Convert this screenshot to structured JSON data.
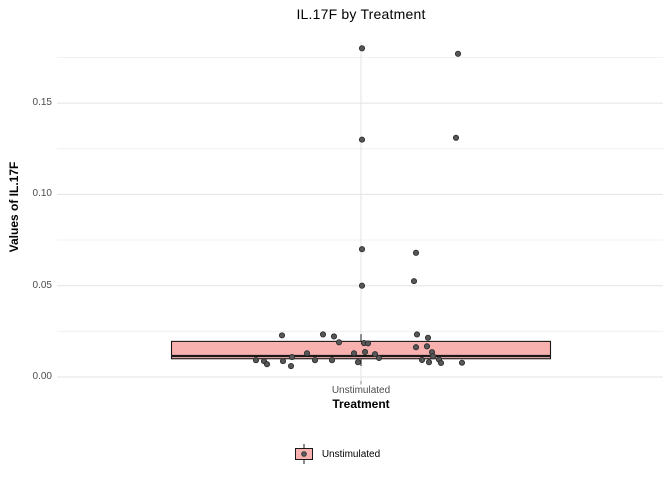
{
  "chart_data": {
    "type": "boxplot",
    "title": "IL.17F by Treatment",
    "xlabel": "Treatment",
    "ylabel": "Values of IL.17F",
    "categories": [
      "Unstimulated"
    ],
    "x_tick_labels": [
      "Unstimulated"
    ],
    "y_tick_labels": [
      "0.00",
      "0.05",
      "0.10",
      "0.15"
    ],
    "y_ticks": [
      0,
      0.05,
      0.1,
      0.15
    ],
    "y_minor_ticks": [
      0.025,
      0.075,
      0.125,
      0.175
    ],
    "ylim": [
      -0.002,
      0.1835
    ],
    "grid": true,
    "legend": {
      "position": "bottom",
      "entries": [
        {
          "label": "Unstimulated"
        }
      ]
    },
    "colors": {
      "box_fill": "#F9B1AF",
      "box_stroke": "#1a1a1a",
      "point_fill": "#575757",
      "point_stroke": "#2e2e2e",
      "grid_major": "#e3e3e3",
      "grid_minor": "#f1f1f1",
      "tick_mark": "#8a8a8a",
      "tick_text": "#4d4d4d",
      "title_text": "#000000"
    },
    "series": [
      {
        "name": "Unstimulated",
        "box": {
          "q1": 0.01,
          "median": 0.0115,
          "q3": 0.0195,
          "whisker_low": 0.006,
          "whisker_high": 0.0235
        },
        "points": [
          {
            "jx": 1,
            "v": 0.18
          },
          {
            "jx": 97,
            "v": 0.177
          },
          {
            "jx": 1,
            "v": 0.13
          },
          {
            "jx": 95,
            "v": 0.131
          },
          {
            "jx": 1,
            "v": 0.07
          },
          {
            "jx": 55,
            "v": 0.068
          },
          {
            "jx": 53,
            "v": 0.0525
          },
          {
            "jx": 1,
            "v": 0.05
          },
          {
            "jx": -79,
            "v": 0.0228
          },
          {
            "jx": -38,
            "v": 0.0233
          },
          {
            "jx": -27,
            "v": 0.0222
          },
          {
            "jx": 56,
            "v": 0.0233
          },
          {
            "jx": 67,
            "v": 0.0215
          },
          {
            "jx": -22,
            "v": 0.019
          },
          {
            "jx": 3,
            "v": 0.0186
          },
          {
            "jx": 7,
            "v": 0.0184
          },
          {
            "jx": 55,
            "v": 0.0163
          },
          {
            "jx": 66,
            "v": 0.0168
          },
          {
            "jx": -7,
            "v": 0.013
          },
          {
            "jx": 4,
            "v": 0.0137
          },
          {
            "jx": 14,
            "v": 0.0125
          },
          {
            "jx": 18,
            "v": 0.0104
          },
          {
            "jx": 71,
            "v": 0.0136
          },
          {
            "jx": 72,
            "v": 0.0114
          },
          {
            "jx": -54,
            "v": 0.013
          },
          {
            "jx": -105,
            "v": 0.0092
          },
          {
            "jx": -97,
            "v": 0.0087
          },
          {
            "jx": -78,
            "v": 0.0087
          },
          {
            "jx": -69,
            "v": 0.0109
          },
          {
            "jx": -70,
            "v": 0.006
          },
          {
            "jx": -46,
            "v": 0.0092
          },
          {
            "jx": -29,
            "v": 0.0092
          },
          {
            "jx": -3,
            "v": 0.0081
          },
          {
            "jx": 61,
            "v": 0.0093
          },
          {
            "jx": 68,
            "v": 0.0081
          },
          {
            "jx": 78,
            "v": 0.0095
          },
          {
            "jx": 80,
            "v": 0.0077
          },
          {
            "jx": 101,
            "v": 0.0078
          },
          {
            "jx": -94,
            "v": 0.007
          }
        ]
      }
    ]
  }
}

○ ○ ○ ○

- Goal of the exercise -
Repeat all the records above exactly, leaving out any pictures.

- Solution to this problem -
Convert this screenshot to structured JSON data.
{
  "chart_data": {
    "type": "boxplot",
    "title": "IL.17F by Treatment",
    "xlabel": "Treatment",
    "ylabel": "Values of IL.17F",
    "categories": [
      "Unstimulated"
    ],
    "x_tick_labels": [
      "Unstimulated"
    ],
    "y_tick_labels": [
      "0.00",
      "0.05",
      "0.10",
      "0.15"
    ],
    "y_ticks": [
      0,
      0.05,
      0.1,
      0.15
    ],
    "y_minor_ticks": [
      0.025,
      0.075,
      0.125,
      0.175
    ],
    "ylim": [
      -0.002,
      0.1835
    ],
    "grid": true,
    "legend": {
      "position": "bottom",
      "entries": [
        {
          "label": "Unstimulated"
        }
      ]
    },
    "colors": {
      "box_fill": "#F9B1AF",
      "box_stroke": "#1a1a1a",
      "point_fill": "#575757",
      "point_stroke": "#2e2e2e",
      "grid_major": "#e3e3e3",
      "grid_minor": "#f1f1f1",
      "tick_mark": "#8a8a8a",
      "tick_text": "#4d4d4d",
      "title_text": "#000000"
    },
    "series": [
      {
        "name": "Unstimulated",
        "box": {
          "q1": 0.01,
          "median": 0.0115,
          "q3": 0.0195,
          "whisker_low": 0.006,
          "whisker_high": 0.0235
        },
        "points": [
          {
            "jx": 1,
            "v": 0.18
          },
          {
            "jx": 97,
            "v": 0.177
          },
          {
            "jx": 1,
            "v": 0.13
          },
          {
            "jx": 95,
            "v": 0.131
          },
          {
            "jx": 1,
            "v": 0.07
          },
          {
            "jx": 55,
            "v": 0.068
          },
          {
            "jx": 53,
            "v": 0.0525
          },
          {
            "jx": 1,
            "v": 0.05
          },
          {
            "jx": -79,
            "v": 0.0228
          },
          {
            "jx": -38,
            "v": 0.0233
          },
          {
            "jx": -27,
            "v": 0.0222
          },
          {
            "jx": 56,
            "v": 0.0233
          },
          {
            "jx": 67,
            "v": 0.0215
          },
          {
            "jx": -22,
            "v": 0.019
          },
          {
            "jx": 3,
            "v": 0.0186
          },
          {
            "jx": 7,
            "v": 0.0184
          },
          {
            "jx": 55,
            "v": 0.0163
          },
          {
            "jx": 66,
            "v": 0.0168
          },
          {
            "jx": -7,
            "v": 0.013
          },
          {
            "jx": 4,
            "v": 0.0137
          },
          {
            "jx": 14,
            "v": 0.0125
          },
          {
            "jx": 18,
            "v": 0.0104
          },
          {
            "jx": 71,
            "v": 0.0136
          },
          {
            "jx": 72,
            "v": 0.0114
          },
          {
            "jx": -54,
            "v": 0.013
          },
          {
            "jx": -105,
            "v": 0.0092
          },
          {
            "jx": -97,
            "v": 0.0087
          },
          {
            "jx": -78,
            "v": 0.0087
          },
          {
            "jx": -69,
            "v": 0.0109
          },
          {
            "jx": -70,
            "v": 0.006
          },
          {
            "jx": -46,
            "v": 0.0092
          },
          {
            "jx": -29,
            "v": 0.0092
          },
          {
            "jx": -3,
            "v": 0.0081
          },
          {
            "jx": 61,
            "v": 0.0093
          },
          {
            "jx": 68,
            "v": 0.0081
          },
          {
            "jx": 78,
            "v": 0.0095
          },
          {
            "jx": 80,
            "v": 0.0077
          },
          {
            "jx": 101,
            "v": 0.0078
          },
          {
            "jx": -94,
            "v": 0.007
          }
        ]
      }
    ]
  }
}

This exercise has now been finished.